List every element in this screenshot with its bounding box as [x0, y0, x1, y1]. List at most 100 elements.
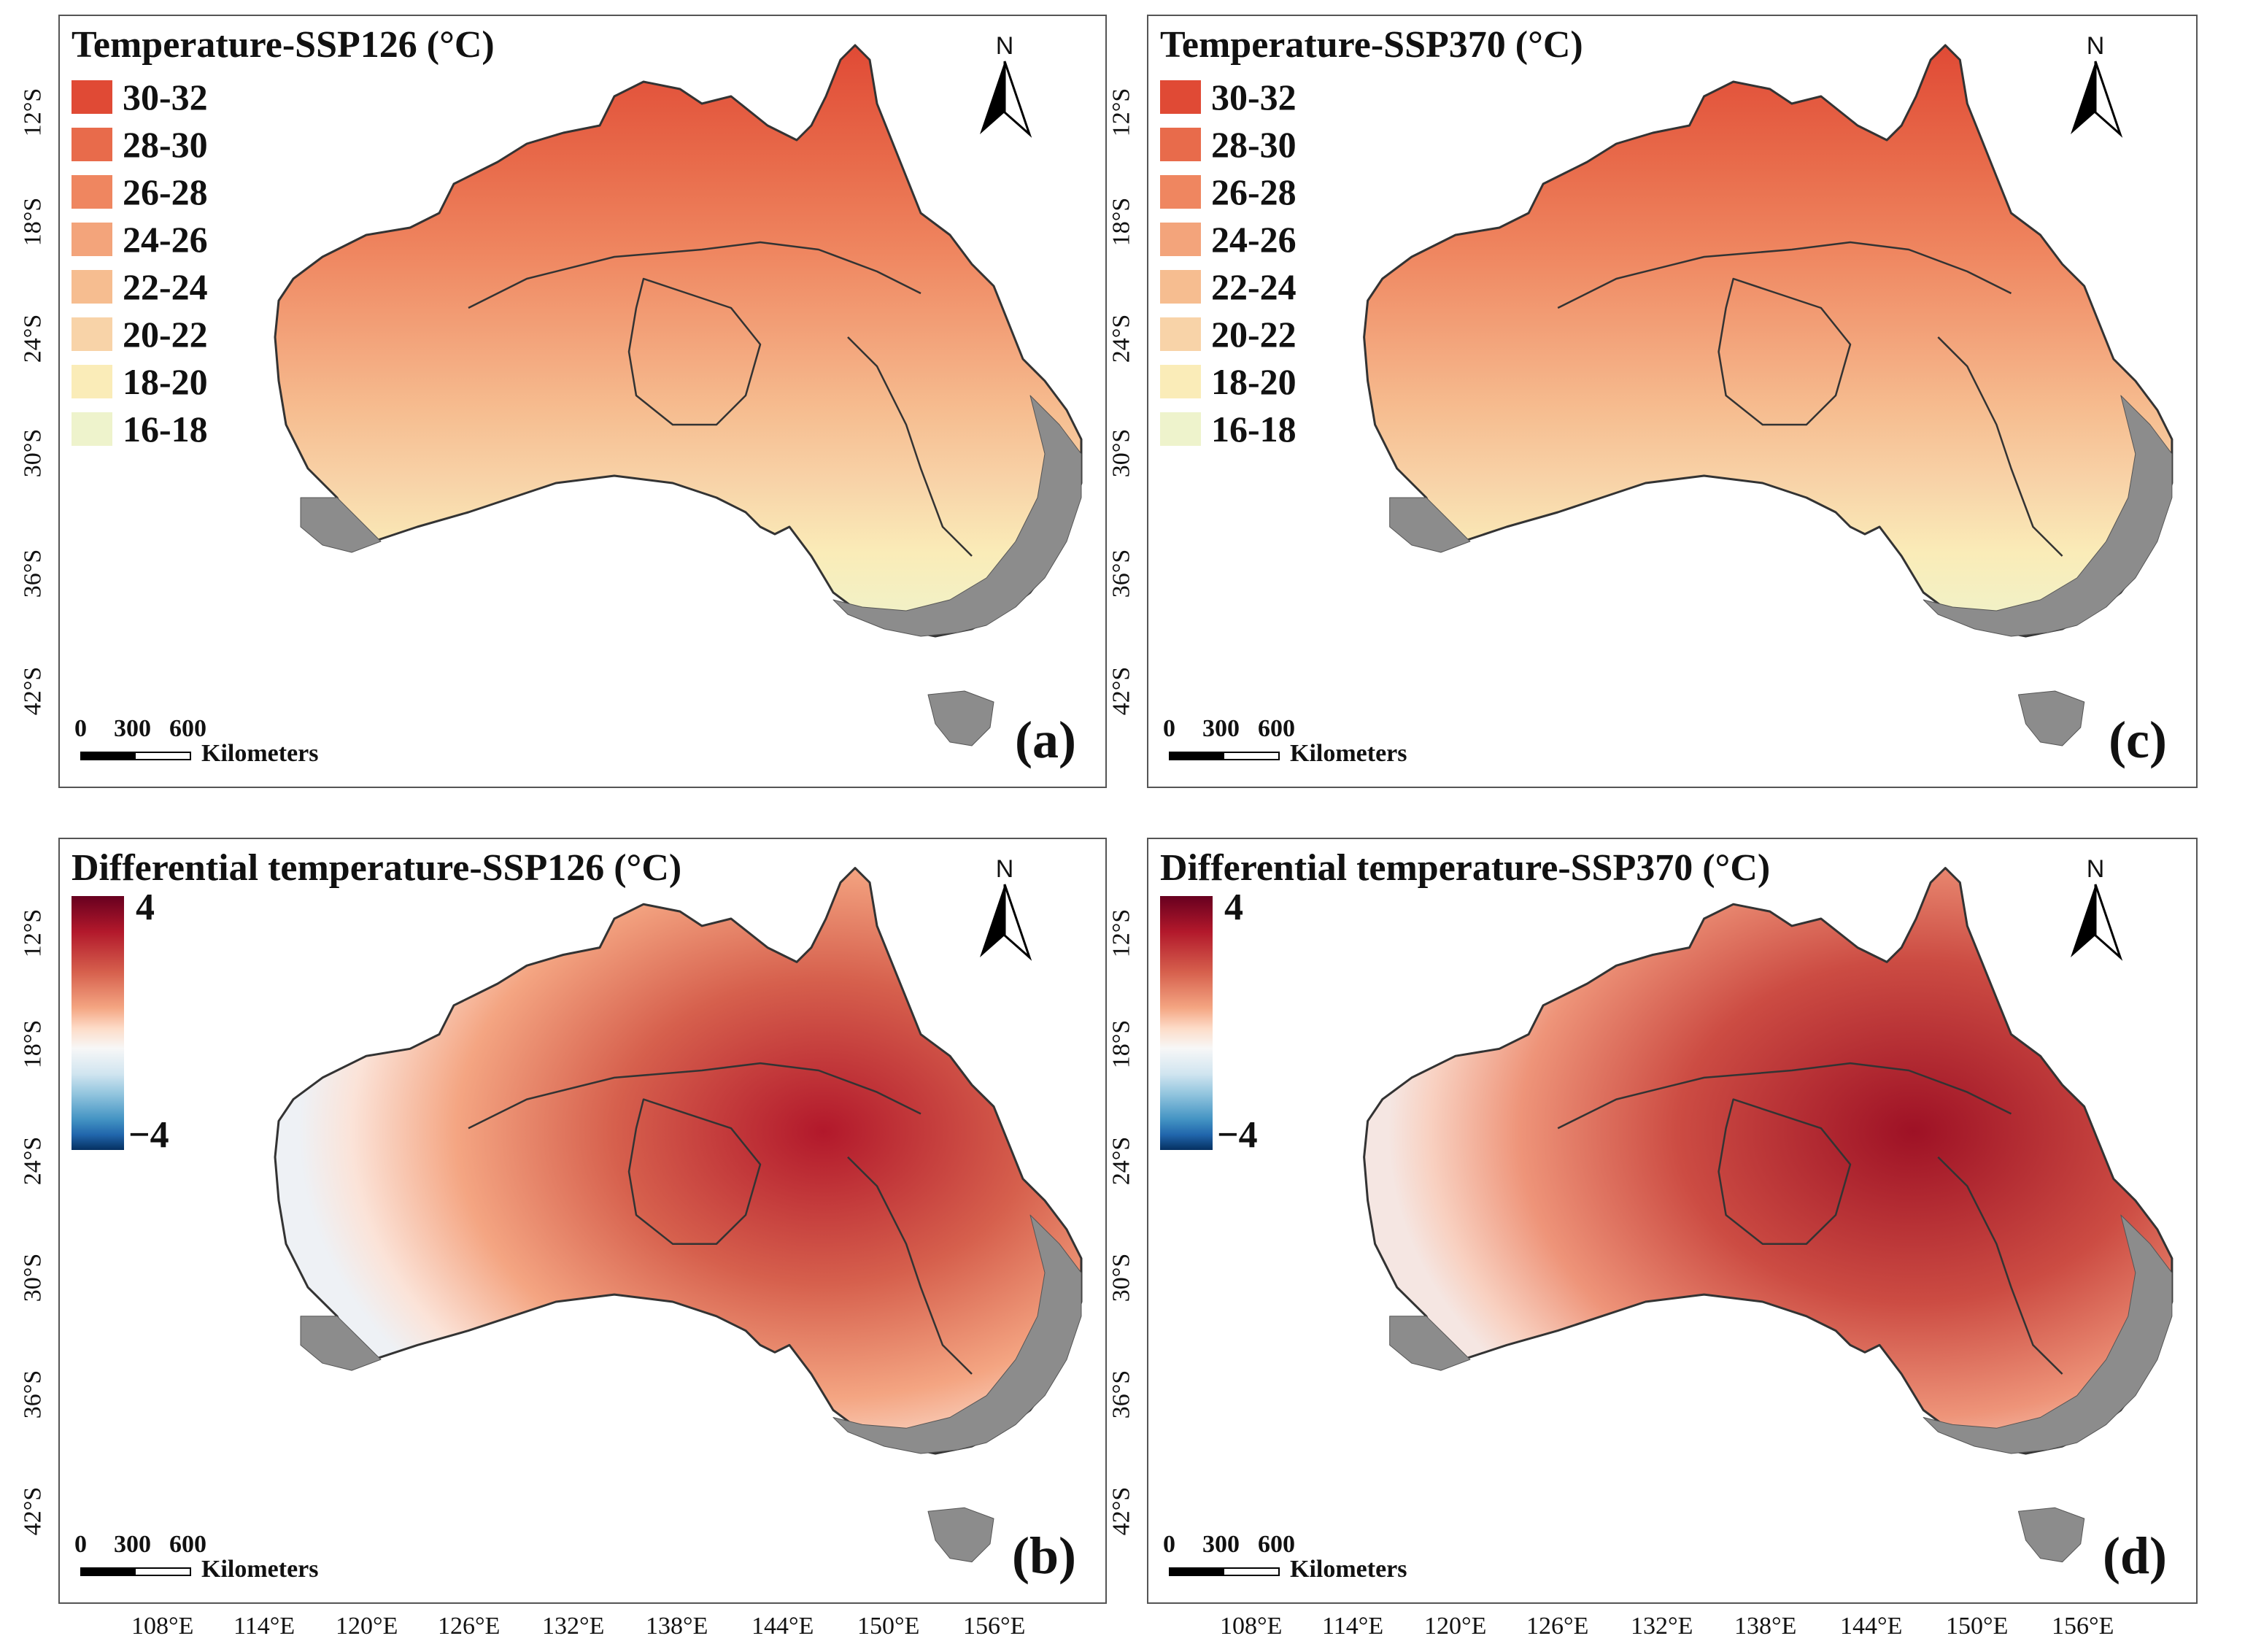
legend-item: 30-32 [1160, 73, 1297, 120]
legend-item: 16-18 [72, 405, 208, 452]
legend-swatch [72, 317, 112, 351]
legend-label: 18-20 [1211, 360, 1297, 402]
latitude-label: 36°S [1108, 549, 1135, 598]
panel-title: Differential temperature-SSP126 (°C) [72, 847, 682, 889]
zone-boundary [1717, 277, 1852, 426]
scale-unit: Kilometers [201, 740, 319, 767]
legend-item: 22-24 [72, 263, 208, 310]
australia-map [1363, 44, 2173, 746]
longitude-label: 144°E [1840, 1613, 1903, 1640]
zone-boundary [1937, 1156, 2063, 1375]
scale-unit: Kilometers [1290, 740, 1407, 767]
legend-swatch [1160, 127, 1201, 161]
colorbar-min-label: −4 [1217, 1114, 1258, 1156]
southwest-terrain [1389, 497, 1471, 553]
colorbar-min-label: −4 [128, 1114, 169, 1156]
north-label: N [2086, 855, 2105, 883]
legend-label: 22-24 [123, 266, 208, 307]
legend-swatch [1160, 80, 1201, 114]
scale-tick-300: 300 [1202, 1531, 1240, 1558]
legend-item: 22-24 [1160, 263, 1297, 310]
north-arrow-icon [2071, 61, 2123, 138]
scale-tick-600: 600 [169, 1531, 206, 1558]
differential-colorbar [72, 896, 124, 1150]
scale-tick-300: 300 [1202, 715, 1240, 742]
panel-label: (d) [2103, 1526, 2167, 1585]
legend-item: 28-30 [72, 120, 208, 168]
scale-tick-0: 0 [1163, 715, 1175, 742]
latitude-label: 24°S [1108, 1136, 1135, 1186]
legend-label: 16-18 [1211, 408, 1297, 449]
latitude-label: 24°S [19, 314, 47, 363]
longitude-label: 114°E [233, 1613, 295, 1640]
scale-bar: 0 300 600 Kilometers [1160, 715, 1467, 773]
panel-title: Differential temperature-SSP370 (°C) [1160, 847, 1771, 889]
legend-swatch [1160, 412, 1201, 446]
scale-bar-graphic [80, 752, 191, 760]
legend-item: 30-32 [72, 73, 208, 120]
latitude-label: 12°S [1108, 908, 1135, 958]
latitude-label: 36°S [1108, 1370, 1135, 1419]
north-arrow-icon [980, 61, 1032, 138]
legend-swatch [72, 174, 112, 209]
latitude-label: 24°S [19, 1136, 47, 1186]
longitude-label: 120°E [336, 1613, 398, 1640]
longitude-label: 132°E [542, 1613, 605, 1640]
temperature-legend: 30-32 28-30 26-28 24-26 22-24 20-22 18-20 16-18 [1160, 73, 1297, 452]
north-arrow-icon [980, 884, 1032, 961]
scale-bar-graphic [1169, 1567, 1280, 1576]
legend-label: 26-28 [123, 171, 208, 212]
legend-item: 26-28 [72, 168, 208, 215]
legend-item: 18-20 [72, 358, 208, 405]
eastern-highlands-terrain [1923, 1214, 2173, 1454]
longitude-label: 138°E [1734, 1613, 1797, 1640]
scale-bar: 0 300 600 Kilometers [72, 1531, 378, 1589]
legend-swatch [1160, 364, 1201, 398]
legend-item: 20-22 [72, 310, 208, 358]
differential-colorbar [1160, 896, 1213, 1150]
north-label: N [995, 32, 1014, 60]
latitude-label: 36°S [19, 549, 47, 598]
panel-label: (a) [1015, 711, 1076, 769]
scale-bar-graphic [1169, 752, 1280, 760]
legend-swatch [72, 80, 112, 114]
panel-label: (c) [2109, 711, 2167, 769]
colorbar-max-label: 4 [136, 887, 155, 928]
zone-boundary [627, 1098, 762, 1245]
legend-label: 22-24 [1211, 266, 1297, 307]
panel-title: Temperature-SSP370 (°C) [1160, 24, 1583, 66]
latitude-label: 18°S [19, 1019, 47, 1069]
tasmania [2018, 1507, 2085, 1563]
scale-unit: Kilometers [1290, 1556, 1407, 1583]
longitude-label: 156°E [963, 1613, 1026, 1640]
north-arrow: N [974, 855, 1035, 965]
legend-item: 24-26 [72, 215, 208, 263]
legend-swatch [72, 412, 112, 446]
scale-tick-300: 300 [114, 715, 151, 742]
legend-item: 24-26 [1160, 215, 1297, 263]
southwest-terrain [1389, 1316, 1471, 1371]
legend-swatch [1160, 317, 1201, 351]
zone-boundary [1937, 336, 2063, 557]
north-label: N [995, 855, 1014, 883]
legend-label: 30-32 [123, 76, 208, 117]
scale-tick-300: 300 [114, 1531, 151, 1558]
panel-d-differential-ssp370: Differential temperature-SSP370 (°C) 4 −… [1147, 838, 2198, 1604]
legend-label: 28-30 [123, 123, 208, 165]
legend-label: 28-30 [1211, 123, 1297, 165]
longitude-label: 114°E [1322, 1613, 1384, 1640]
latitude-label: 12°S [1108, 88, 1135, 137]
latitude-label: 30°S [1108, 428, 1135, 478]
legend-label: 26-28 [1211, 171, 1297, 212]
temperature-legend: 30-32 28-30 26-28 24-26 22-24 20-22 18-20 16-18 [72, 73, 208, 452]
legend-item: 16-18 [1160, 405, 1297, 452]
longitude-label: 144°E [751, 1613, 814, 1640]
longitude-label: 156°E [2052, 1613, 2114, 1640]
latitude-label: 30°S [19, 428, 47, 478]
latitude-label: 18°S [1108, 1019, 1135, 1069]
latitude-label: 42°S [19, 1486, 47, 1536]
legend-label: 30-32 [1211, 76, 1297, 117]
legend-item: 18-20 [1160, 358, 1297, 405]
scale-tick-0: 0 [1163, 1531, 1175, 1558]
longitude-label: 120°E [1424, 1613, 1487, 1640]
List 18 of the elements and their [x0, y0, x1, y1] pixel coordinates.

_ _ _

> [What is being asked] Express every line of the listing above as a Markdown table with two columns, "Row" and "Listing line". Skip blank lines and leave out the pictures.

> [Solved problem]
| Row | Listing line |
|---|---|
| 1 | List every element in this screenshot with its bounding box as [x0, y0, x1, y1]. List at most 100 elements. |
| 2 | legend-item: 30-32 [1160, 73, 1297, 120] |
| 3 | legend-item: 16-18 [72, 405, 208, 452] |
| 4 | legend-swatch [72, 317, 112, 351] |
| 5 | legend-label: 18-20 [1211, 360, 1297, 402] |
| 6 | latitude-label: 36°S [1108, 549, 1135, 598] |
| 7 | panel-title: Differential temperature-SSP126 (°C) [72, 847, 682, 889] |
| 8 | zone-boundary [1717, 277, 1852, 426] |
| 9 | scale-unit: Kilometers [201, 740, 319, 767] |
| 10 | legend-item: 22-24 [72, 263, 208, 310] |
| 11 | australia-map [1363, 44, 2173, 746] |
| 12 | longitude-label: 144°E [1840, 1613, 1903, 1640] |
| 13 | zone-boundary [1937, 1156, 2063, 1375] |
| 14 | scale-unit: Kilometers [1290, 740, 1407, 767] |
| 15 | legend-swatch [1160, 127, 1201, 161] |
| 16 | colorbar-min-label: −4 [1217, 1114, 1258, 1156] |
| 17 | southwest-terrain [1389, 497, 1471, 553] |
| 18 | colorbar-min-label: −4 [128, 1114, 169, 1156] |
| 19 | north-label: N [2086, 855, 2105, 883] |
| 20 | legend-label: 22-24 [123, 266, 208, 307] |
| 21 | legend-swatch [1160, 80, 1201, 114] |
| 22 | scale-tick-300: 300 [1202, 1531, 1240, 1558] |
| 23 | legend-item: 22-24 [1160, 263, 1297, 310] |
| 24 | north-arrow-icon [2071, 61, 2123, 138] |
| 25 | scale-tick-600: 600 [169, 1531, 206, 1558] |
| 26 | differential-colorbar [72, 896, 124, 1150] |
| 27 | scale-tick-300: 300 [1202, 715, 1240, 742] |
| 28 | panel-label: (d) [2103, 1526, 2167, 1585] |
| 29 | legend-item: 28-30 [72, 120, 208, 168] |
| 30 | scale-tick-0: 0 [1163, 715, 1175, 742] |
| 31 | latitude-label: 24°S [1108, 1136, 1135, 1186] |
| 32 | legend-label: 16-18 [1211, 408, 1297, 449] |
| 33 | latitude-label: 24°S [19, 314, 47, 363] |
| 34 | longitude-label: 114°E [233, 1613, 295, 1640] |
| 35 | scale-bar: 0 300 600 Kilometers [1160, 715, 1467, 773] |
| 36 | panel-title: Differential temperature-SSP370 (°C) [1160, 847, 1771, 889] |
| 37 | legend-swatch [1160, 412, 1201, 446] |
| 38 | scale-bar-graphic [80, 752, 191, 760] |
| 39 | legend-item: 30-32 [72, 73, 208, 120] |
| 40 | latitude-label: 12°S [1108, 908, 1135, 958] |
| 41 | latitude-label: 36°S [1108, 1370, 1135, 1419] |
| 42 | north-arrow-icon [980, 61, 1032, 138] |
| 43 | legend-swatch [72, 174, 112, 209] |
| 44 | latitude-label: 24°S [19, 1136, 47, 1186] |
| 45 | longitude-label: 120°E [336, 1613, 398, 1640] |
| 46 | longitude-label: 132°E [542, 1613, 605, 1640] |
| 47 | temperature-legend: 30-32 28-30 26-28 24-26 22-24 20-22 18-20 16-18 [1160, 73, 1297, 452] |
| 48 | north-arrow-icon [980, 884, 1032, 961] |
| 49 | scale-bar-graphic [1169, 1567, 1280, 1576] |
| 50 | legend-label: 26-28 [123, 171, 208, 212] |
| 51 | legend-item: 26-28 [72, 168, 208, 215] |
| 52 | legend-item: 18-20 [72, 358, 208, 405] |
| 53 | eastern-highlands-terrain [1923, 1214, 2173, 1454] |
| 54 | longitude-label: 138°E [1734, 1613, 1797, 1640] |
| 55 | scale-bar: 0 300 600 Kilometers [72, 1531, 378, 1589] |
| 56 | legend-swatch [1160, 364, 1201, 398] |
| 57 | legend-item: 20-22 [72, 310, 208, 358] |
| 58 | differential-colorbar [1160, 896, 1213, 1150] |
| 59 | north-label: N [995, 32, 1014, 60] |
| 60 | latitude-label: 36°S [19, 549, 47, 598] |
| 61 | panel-label: (a) [1015, 711, 1076, 769] |
| 62 | scale-bar-graphic [1169, 752, 1280, 760] |
| 63 | legend-swatch [72, 80, 112, 114] |
| 64 | panel-label: (c) [2109, 711, 2167, 769] |
| 65 | colorbar-max-label: 4 [136, 887, 155, 928] |
| 66 | zone-boundary [627, 1098, 762, 1245] |
| 67 | legend-label: 22-24 [1211, 266, 1297, 307] |
| 68 | panel-title: Temperature-SSP370 (°C) [1160, 24, 1583, 66] |
| 69 | latitude-label: 18°S [19, 1019, 47, 1069] |
| 70 | tasmania [2018, 1507, 2085, 1563] |
| 71 | scale-unit: Kilometers [1290, 1556, 1407, 1583] |
| 72 | longitude-label: 156°E [963, 1613, 1026, 1640] |
| 73 | north-arrow: N [974, 855, 1035, 965] |
| 74 | legend-item: 24-26 [72, 215, 208, 263] |
| 75 | legend-swatch [72, 412, 112, 446] |
| 76 | scale-tick-300: 300 [114, 715, 151, 742] |
| 77 | legend-item: 24-26 [1160, 215, 1297, 263] |
| 78 | southwest-terrain [1389, 1316, 1471, 1371] |
| 79 | legend-swatch [1160, 317, 1201, 351] |
| 80 | zone-boundary [1937, 336, 2063, 557] |
| 81 | north-label: N [995, 855, 1014, 883] |
| 82 | legend-label: 30-32 [123, 76, 208, 117] |
| 83 | scale-tick-300: 300 [114, 1531, 151, 1558] |
| 84 | panel-d-differential-ssp370: Differential temperature-SSP370 (°C) 4 −… [1147, 838, 2198, 1604] |
| 85 | legend-label: 28-30 [123, 123, 208, 165] |
| 86 | legend-label: 28-30 [1211, 123, 1297, 165] |
| 87 | longitude-label: 114°E [1322, 1613, 1384, 1640] |
| 88 | latitude-label: 12°S [1108, 88, 1135, 137] |
| 89 | latitude-label: 30°S [1108, 428, 1135, 478] |
| 90 | legend-label: 26-28 [1211, 171, 1297, 212] |
| 91 | temperature-legend: 30-32 28-30 26-28 24-26 22-24 20-22 18-20 16-18 [72, 73, 208, 452] |
| 92 | legend-item: 16-18 [1160, 405, 1297, 452] |
| 93 | longitude-label: 144°E [751, 1613, 814, 1640] |
| 94 | longitude-label: 156°E [2052, 1613, 2114, 1640] |
| 95 | latitude-label: 30°S [19, 428, 47, 478] |
| 96 | latitude-label: 18°S [1108, 1019, 1135, 1069] |
| 97 | latitude-label: 42°S [19, 1486, 47, 1536] |
| 98 | legend-label: 30-32 [1211, 76, 1297, 117] |
| 99 | legend-item: 18-20 [1160, 358, 1297, 405] |
| 100 | scale-tick-0: 0 [1163, 1531, 1175, 1558] |
| 101 | longitude-label: 120°E [1424, 1613, 1487, 1640] |
| 102 | List 18 of the elements and their [x0, y0, x1, y1] pixel coordinates. |